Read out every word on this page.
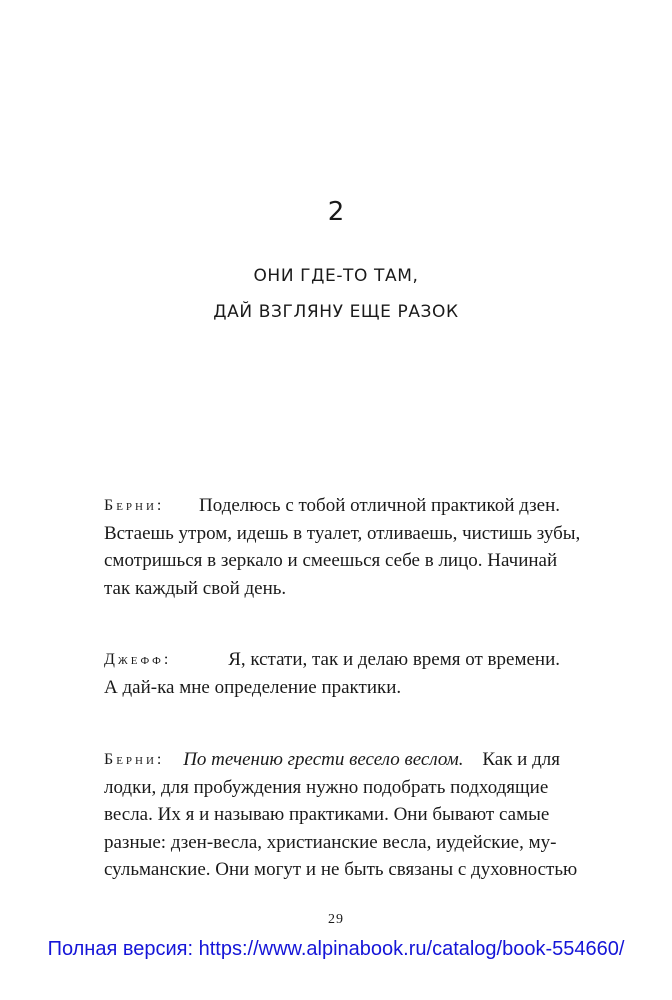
2
ОНИ ГДЕ-ТО ТАМ,
ДАЙ ВЗГЛЯНУ ЕЩЕ РАЗОК
Берни: Поделюсь с тобой отличной практикой дзен.
Встаешь утром, идешь в туалет, отливаешь, чистишь зубы,
смотришься в зеркало и смеешься себе в лицо. Начинай
так каждый свой день.
Джефф:	Я, кстати, так и делаю время от времени.
А дай-ка мне определение практики.
Берни: По течению грести весело веслом. Как и для
лодки, для пробуждения нужно подобрать подходящие
весла. Их я и называю практиками. Они бывают самые
разные: дзен-весла, христианские весла, иудейские, му-
сульманские. Они могут и не быть связаны с духовностью
29
Полная версия: https://www.alpinabook.ru/catalog/book-554660/
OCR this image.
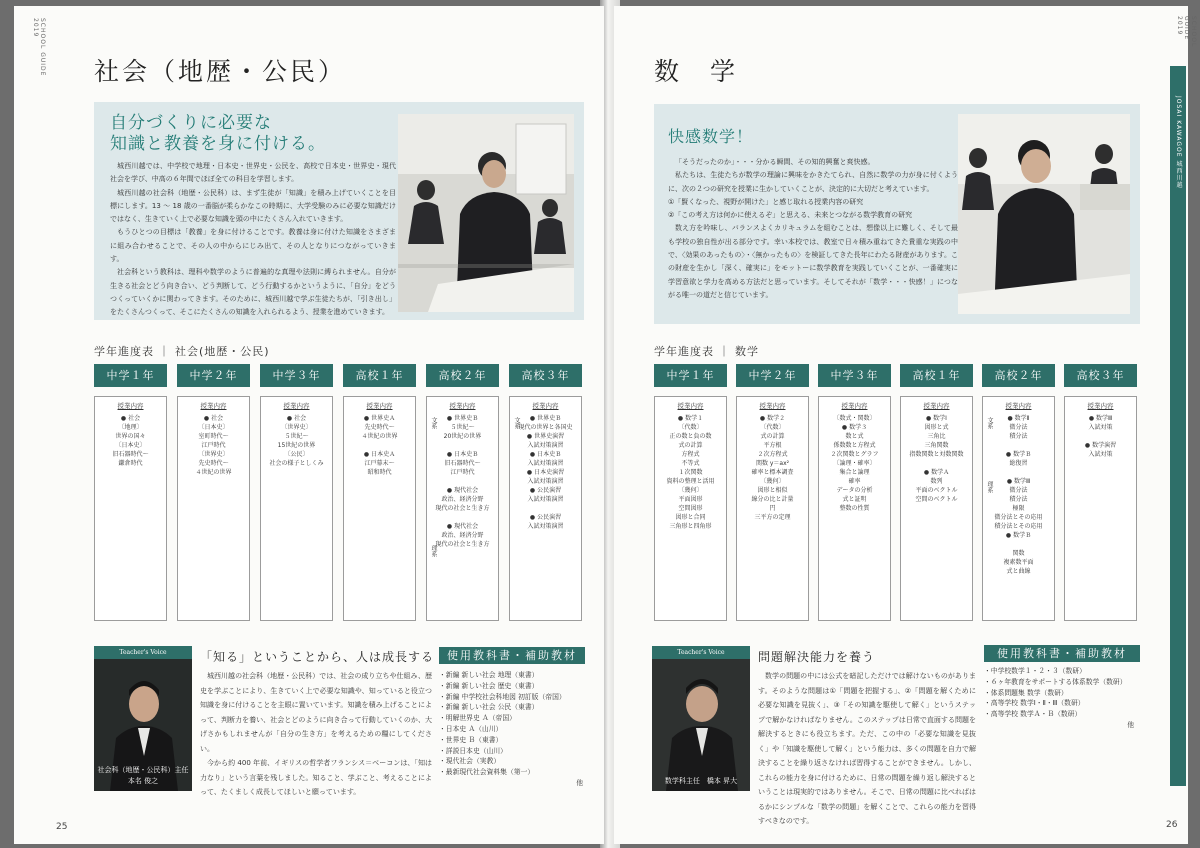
SCHOOL GUIDE 2019
社会（地歴・公民）
自分づくりに必要な
知識と教養を身に付ける。

城西川越では、中学校で地理・日本史・世界史・公民を、高校で日本史・世界史・現代社会を学び、中高の６年間でほぼ全ての科目を学習します。
城西川越の社会科（地歴・公民科）は、まず生徒が「知識」を積み上げていくことを目標にします。13 ～ 18 歳の一番脳が柔らかなこの時期に、大学受験のみに必要な知識だけではなく、生きていく上で必要な知識を頭の中にたくさん入れていきます。
もうひとつの目標は「教養」を身に付けることです。教養は身に付けた知識をさまざまに組み合わせることで、その人の中からにじみ出て、その人となりにつながっていきます。
社会科という教科は、理科や数学のように普遍的な真理や法則に縛られません。自分が生きる社会とどう向き合い、どう判断して、どう行動するかというように、「自分」をどうつくっていくかに関わってきます。そのために、城西川越で学ぶ生徒たちが、「引き出し」をたくさんつくって、そこにたくさんの知識を入れられるよう、授業を進めていきます。

学年進度表 ｜ 社会(地歴・公民)
中学１年	中学２年	中学３年	高校１年	高校２年	高校３年
授業内容
● 社会
〔地理〕
世界の国々
〔日本史〕
旧石器時代～
鎌倉時代
授業内容
● 社会
〔日本史〕
室町時代～
江戸時代
〔世界史〕
先史時代～
４世紀の世界
授業内容
● 社会
〔世界史〕
５世紀～
15世紀の世界
〔公民〕
社会の様子としくみ
授業内容
● 世界史Ａ
先史時代～
４世紀の世界

● 日本史Ａ
江戸幕末～
昭和時代
文系
理系
授業内容
● 世界史Ｂ
５世紀～
20世紀の世界

● 日本史Ｂ
旧石器時代～
江戸時代

● 現代社会
政治、経済分野
現代の社会と生き方

● 現代社会
政治、経済分野
現代の社会と生き方
文系
授業内容
● 世界史Ｂ
現代の世界と各国史
● 世界史演習
入試対策演習
● 日本史Ｂ
入試対策演習
● 日本史演習
入試対策演習
● 公民演習
入試対策演習

● 公民演習
入試対策演習
Teacher's Voice
社会科（地歴・公民科）主任
本名 俊之
「知る」ということから、人は成長する
城西川越の社会科（地歴・公民科）では、社会の成り立ちや仕組み、歴史を学ぶことにより、生きていく上で必要な知識や、知っていると役立つ知識を身に付けることを主眼に置いています。知識を積み上げることによって、判断力を養い、社会とどのように向き合って行動していくのか、大げさかもしれませんが「自分の生き方」を考えるための糧にしてください。
今から約 400 年前、イギリスの哲学者フランシス＝ベーコンは、「知は力なり」という言葉を残しました。知ること、学ぶこと、考えることによって、たくましく成長してほしいと願っています。
使用教科書・補助教材
・新編 新しい社会 地理（東書）
・新編 新しい社会 歴史（東書）
・新編 中学校社会科地図 初訂版（帝国）
・新編 新しい社会 公民（東書）
・明解世界史 Ａ（帝国）
・日本史 Ａ（山川）
・世界史 Ｂ（東書）
・詳説日本史（山川）
・現代社会（実教）
・最新現代社会資料集（第一）
他
25
JOSAI KAWAGOE 城西川越
SCHOOL GUIDE 2019
数　学
快感数学！

「そうだったのか」・・・分かる瞬間、その知的興奮と爽快感。
私たちは、生徒たちが数学の理論に興味をかきたてられ、自然に数学の力が身に付くように、次の２つの研究を授業に生かしていくことが、決定的に大切だと考えています。
①「賢くなった、視野が開けた」と感じ取れる授業内容の研究
②「この考え方は何かに使えるぞ」と思える、未来とつながる数学教育の研究
数え方を吟味し、バランスよくカリキュラムを組むことは、想像以上に難しく、そして最も学校の独自性が出る部分です。幸い本校では、教室で日々積み重ねてきた貴重な実践の中で、〈効果のあったもの〉・〈無かったもの〉を検証してきた長年にわたる財産があります。この財産を生かし「深く、確実に」をモットーに数学教育を実践していくことが、一番確実に学習意欲と学力を高める方法だと思っています。そしてそれが「数学・・・快感！」につながる唯一の道だと信じています。

学年進度表 ｜ 数学
中学１年	中学２年	中学３年	高校１年	高校２年	高校３年
授業内容
● 数学１
〔代数〕
正の数と負の数
式の計算
方程式
不等式
１次関数
資料の整理と活用
〔幾何〕
平面図形
空間図形
図形と合同
三角形と四角形
授業内容
● 数学２
〔代数〕
式の計算
平方根
２次方程式
関数 y＝ax²
確率と標本調査
〔幾何〕
図形と相似
線分の比と計量
円
三平方の定理
授業内容
〔数式・関数〕
● 数学３
数と式
係数数と方程式
２次関数とグラフ
〔論理・確率〕
集合と論理
確率
データの分析
式と証明
整数の性質
授業内容
● 数学Ⅰ
図形と式
三角比
三角関数
指数関数と対数関数

● 数学Ａ
数列
平面のベクトル
空間のベクトル
文系
理系
授業内容
● 数学Ⅱ
微分法
積分法

● 数学Ｂ
総復習

● 数学Ⅲ
微分法
積分法
極限
微分法とその応用
積分法とその応用
● 数学Ｂ

関数
複素数平面
式と曲線
授業内容
● 数学Ⅲ
入試対策

● 数学演習
入試対策
Teacher's Voice
数学科主任　橋本 昇大
問題解決能力を養う
数学の問題の中には公式を暗記しただけでは解けないものがあります。そのような問題は①「問題を把握する」、②「問題を解くために必要な知識を見抜く」、③「その知識を駆使して解く」というステップで解かなければなりません。このステップは日常で直面する問題を解決するときにも役立ちます。ただ、この中の「必要な知識を見抜く」や「知識を駆使して解く」という能力は、多くの問題を自力で解決することを繰り返さなければ習得することができません。しかし、これらの能力を身に付けるために、日常の問題を繰り返し解決するということは現実的ではありません。そこで、日常の問題に比べればはるかにシンプルな「数学の問題」を解くことで、これらの能力を習得すべきなのです。
使用教科書・補助教材
・中学校数学１・２・３（数研）
・６ヶ年教育をサポートする体系数学（数研）
・体系問題集 数学（数研）
・高等学校 数学Ⅰ・Ⅱ・Ⅲ（数研）
・高等学校 数学Ａ・Ｂ（数研）
他
26
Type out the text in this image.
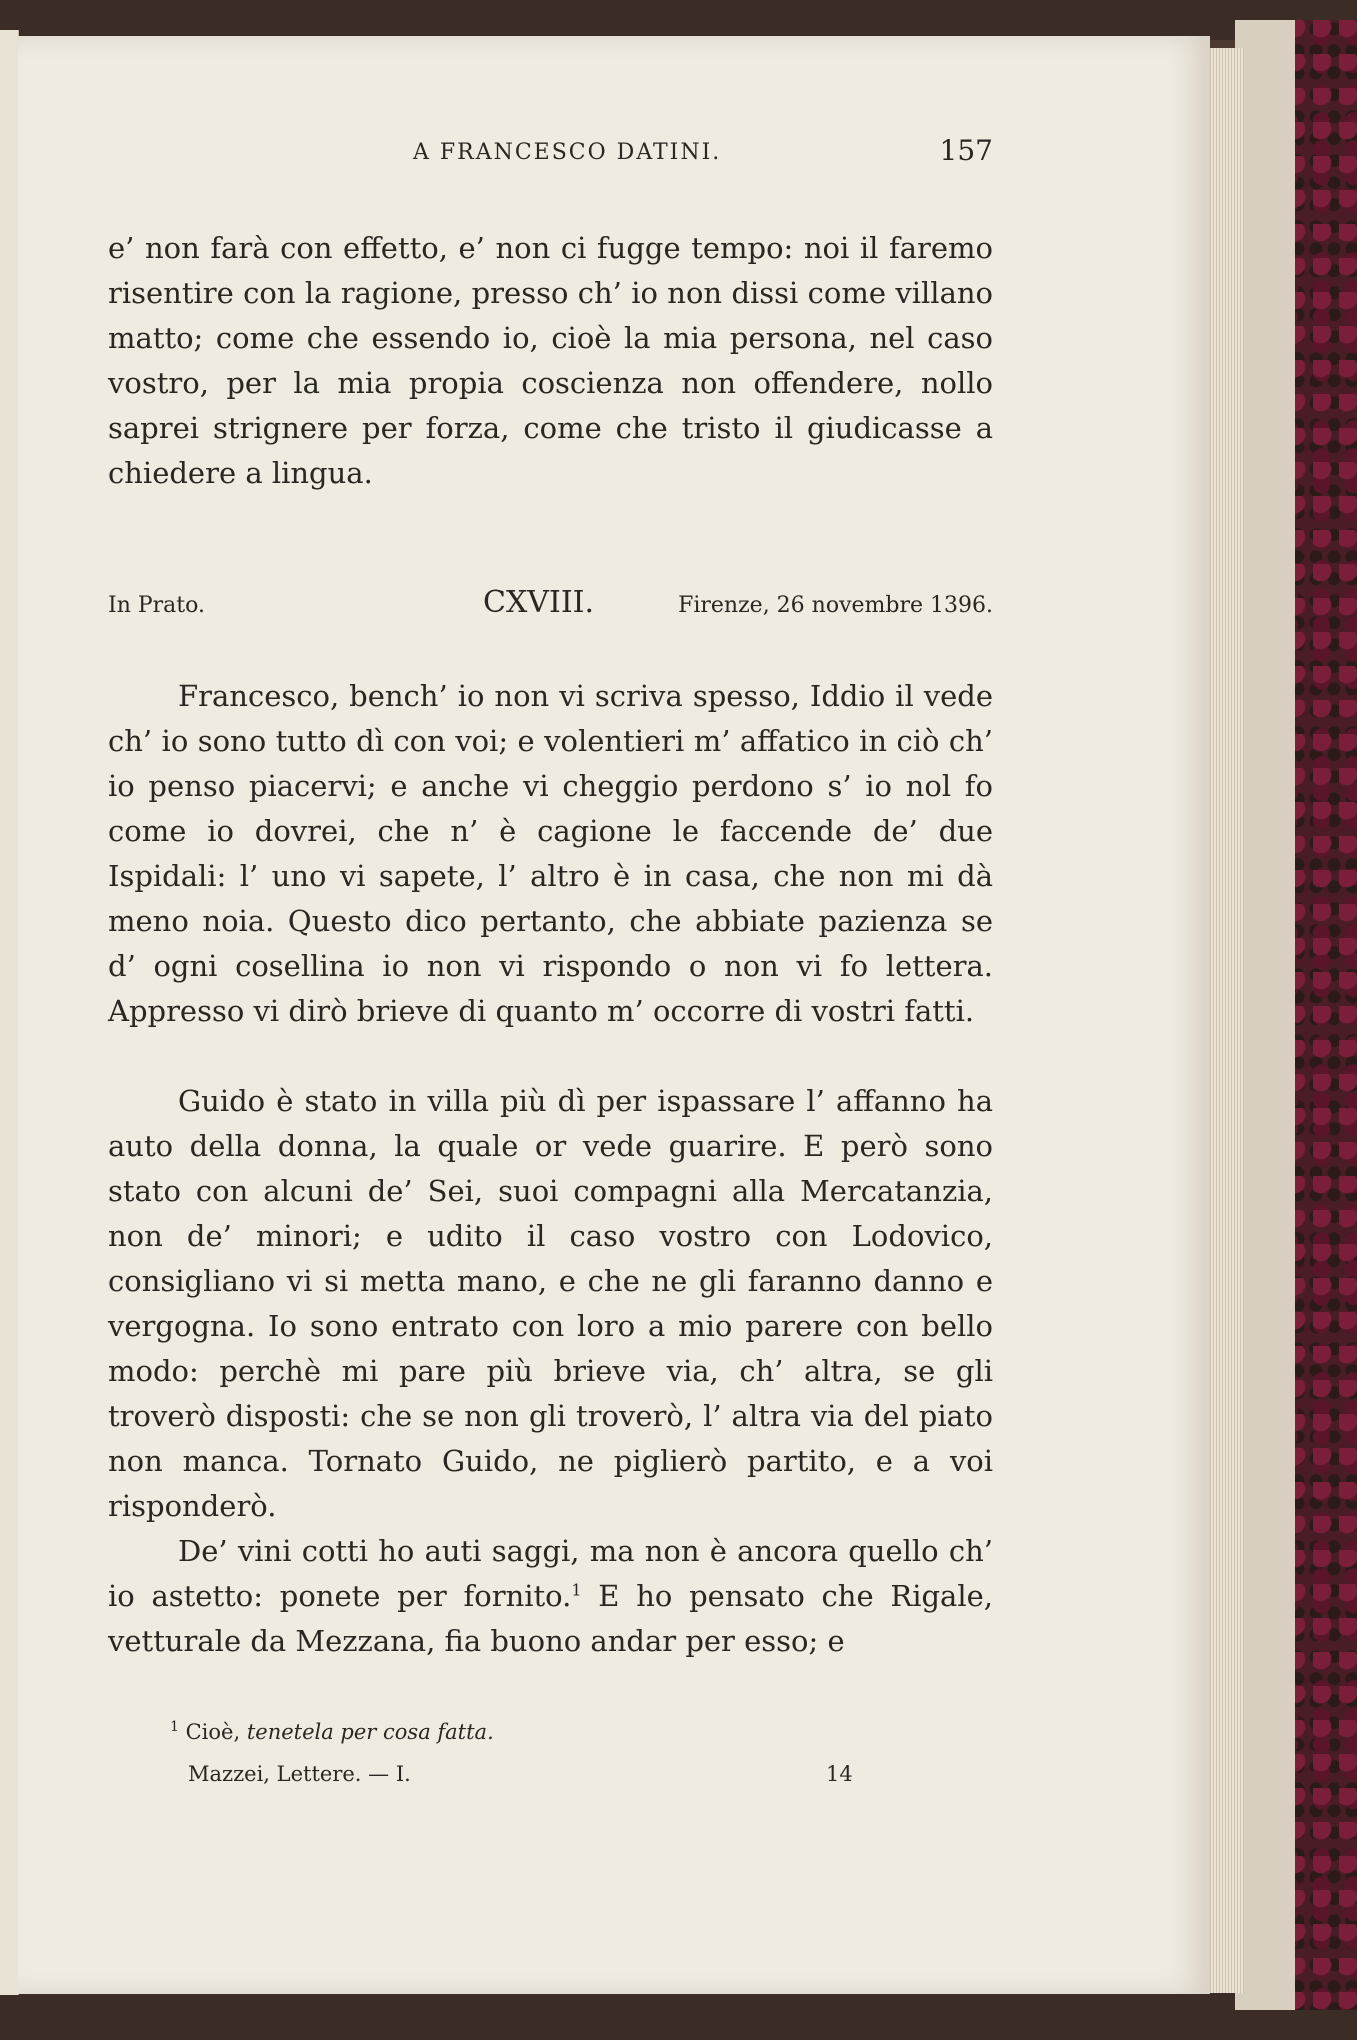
A FRANCESCO DATINI.	157

e’ non farà con effetto, e’ non ci fugge tempo: noi il faremo risentire con la ragione, presso ch’ io non dissi come villano matto; come che essendo io, cioè la mia persona, nel caso vostro, per la mia propia coscienza non offendere, nollo saprei strignere per forza, come che tristo il giudicasse a chiedere a lingua.

In Prato.	CXVIII.	Firenze, 26 novembre 1396.

Francesco, bench’ io non vi scriva spesso, Iddio il vede ch’ io sono tutto dì con voi; e volentieri m’ affatico in ciò ch’ io penso piacervi; e anche vi cheggio perdono s’ io nol fo come io dovrei, che n’ è cagione le faccende de’ due Ispidali: l’ uno vi sapete, l’ altro è in casa, che non mi dà meno noia. Questo dico pertanto, che abbiate pazienza se d’ ogni cosellina io non vi rispondo o non vi fo lettera. Appresso vi dirò brieve di quanto m’ occorre di vostri fatti.

Guido è stato in villa più dì per ispassare l’ affanno ha auto della donna, la quale or vede guarire. E però sono stato con alcuni de’ Sei, suoi compagni alla Mercatanzia, non de’ minori; e udito il caso vostro con Lodovico, consigliano vi si metta mano, e che ne gli faranno danno e vergogna. Io sono entrato con loro a mio parere con bello modo: perchè mi pare più brieve via, ch’ altra, se gli troverò disposti: che se non gli troverò, l’ altra via del piato non manca. Tornato Guido, ne piglierò partito, e a voi risponderò.

De’ vini cotti ho auti saggi, ma non è ancora quello ch’ io astetto: ponete per fornito.$^1$ E ho pensato che Rigale, vetturale da Mezzana, fia buono andar per esso; e

$^1$ Cioè, tenetela per cosa fatta.
Mazzei, Lettere. — I.	14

### Direction
For each line in the data above that contains the string "新しい社会", extract the line.

### Response
・新編 新しい社会 地理（東書）
・新編 新しい社会 歴史（東書）
・新編 新しい社会 公民（東書）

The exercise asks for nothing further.